#### Exercise requirements:
Filter the listing below, copying every line in which the word "document" appears.

#### Saved entries:
━━━━━━━━━━━━━━━━━━━━

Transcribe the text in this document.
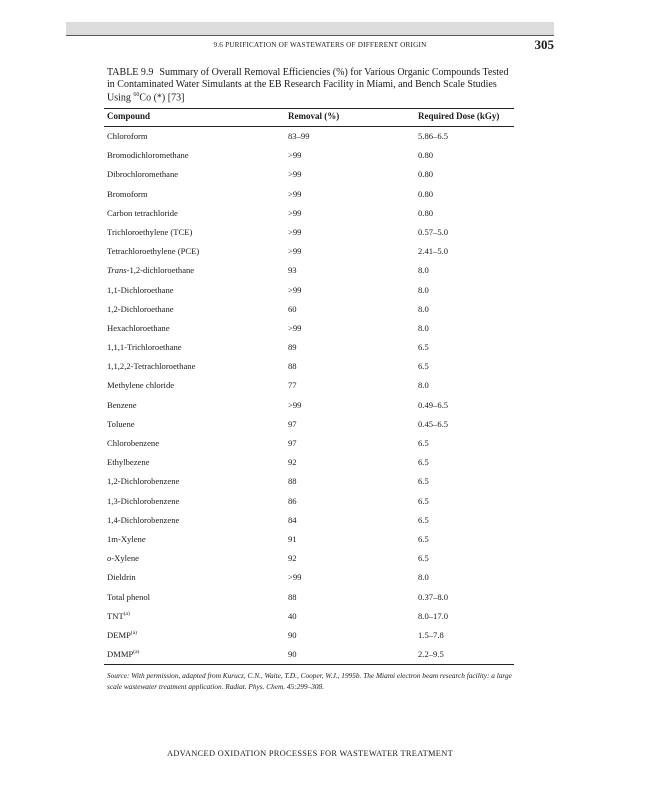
9.6 PURIFICATION OF WASTEWATERS OF DIFFERENT ORIGIN	305
TABLE 9.9 Summary of Overall Removal Efficiencies (%) for Various Organic Compounds Tested in Contaminated Water Simulants at the EB Research Facility in Miami, and Bench Scale Studies Using $^{60}$Co (*) [73]
Compound	Removal (%)	Required Dose (kGy)
Chloroform	83–99	5.86–6.5
Bromodichloromethane	>99	0.80
Dibrochloromethane	>99	0.80
Bromoform	>99	0.80
Carbon tetrachloride	>99	0.80
Trichloroethylene (TCE)	>99	0.57–5.0
Tetrachloroethylene (PCE)	>99	2.41–5.0
Trans-1,2-dichloroethane	93	8.0
1,1-Dichloroethane	>99	8.0
1,2-Dichloroethane	60	8.0
Hexachloroethane	>99	8.0
1,1,1-Trichloroethane	89	6.5
1,1,2,2-Tetrachloroethane	88	6.5
Methylene chloride	77	8.0
Benzene	>99	0.49–6.5
Toluene	97	0.45–6.5
Chlorobenzene	97	6.5
Ethylbezene	92	6.5
1,2-Dichlorobenzene	88	6.5
1,3-Dichlorobenzene	86	6.5
1,4-Dichlorobenzene	84	6.5
1m-Xylene	91	6.5
o-Xylene	92	6.5
Dieldrin	>99	8.0
Total phenol	88	0.37–8.0
TNT$^{(a)}$	40	8.0–17.0
DEMP$^{(a)}$	90	1.5–7.8
DMMP$^{(a)}$	90	2.2–9.5
Source: With permission, adapted from Kurucz, C.N., Waite, T.D., Cooper, W.J., 1995b. The Miami electron beam research facility: a large scale wastewater treatment application. Radiat. Phys. Chem. 45:299–308.
ADVANCED OXIDATION PROCESSES FOR WASTEWATER TREATMENT
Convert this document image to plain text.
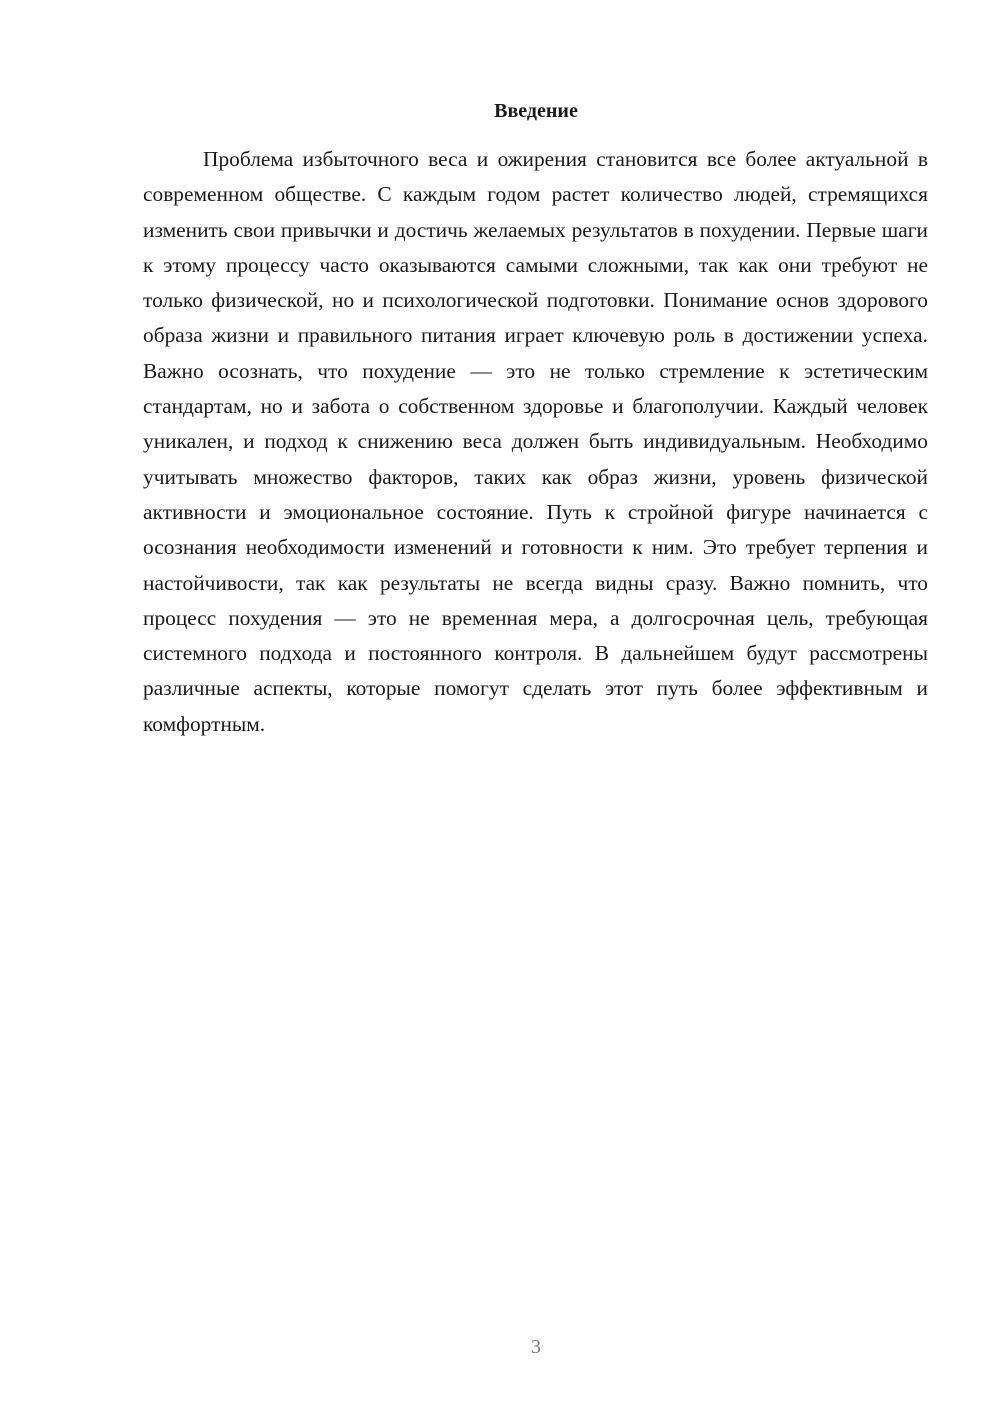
Введение

Проблема избыточного веса и ожирения становится все более актуальной в современном обществе. С каждым годом растет количество людей, стремящихся изменить свои привычки и достичь желаемых результатов в похудении. Первые шаги к этому процессу часто оказываются самыми сложными, так как они требуют не только физической, но и психологической подготовки. Понимание основ здорового образа жизни и правильного питания играет ключевую роль в достижении успеха. Важно осознать, что похудение — это не только стремление к эстетическим стандартам, но и забота о собственном здоровье и благополучии. Каждый человек уникален, и подход к снижению веса должен быть индивидуальным. Необходимо учитывать множество факторов, таких как образ жизни, уровень физической активности и эмоциональное состояние. Путь к стройной фигуре начинается с осознания необходимости изменений и готовности к ним. Это требует терпения и настойчивости, так как результаты не всегда видны сразу. Важно помнить, что процесс похудения — это не временная мера, а долгосрочная цель, требующая системного подхода и постоянного контроля. В дальнейшем будут рассмотрены различные аспекты, которые помогут сделать этот путь более эффективным и комфортным.

3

━━━━━━━━━━━━━━━━━━━━

#### Solution to the exercise:
Transcribe the text in this document.
Convert this document image to plain text.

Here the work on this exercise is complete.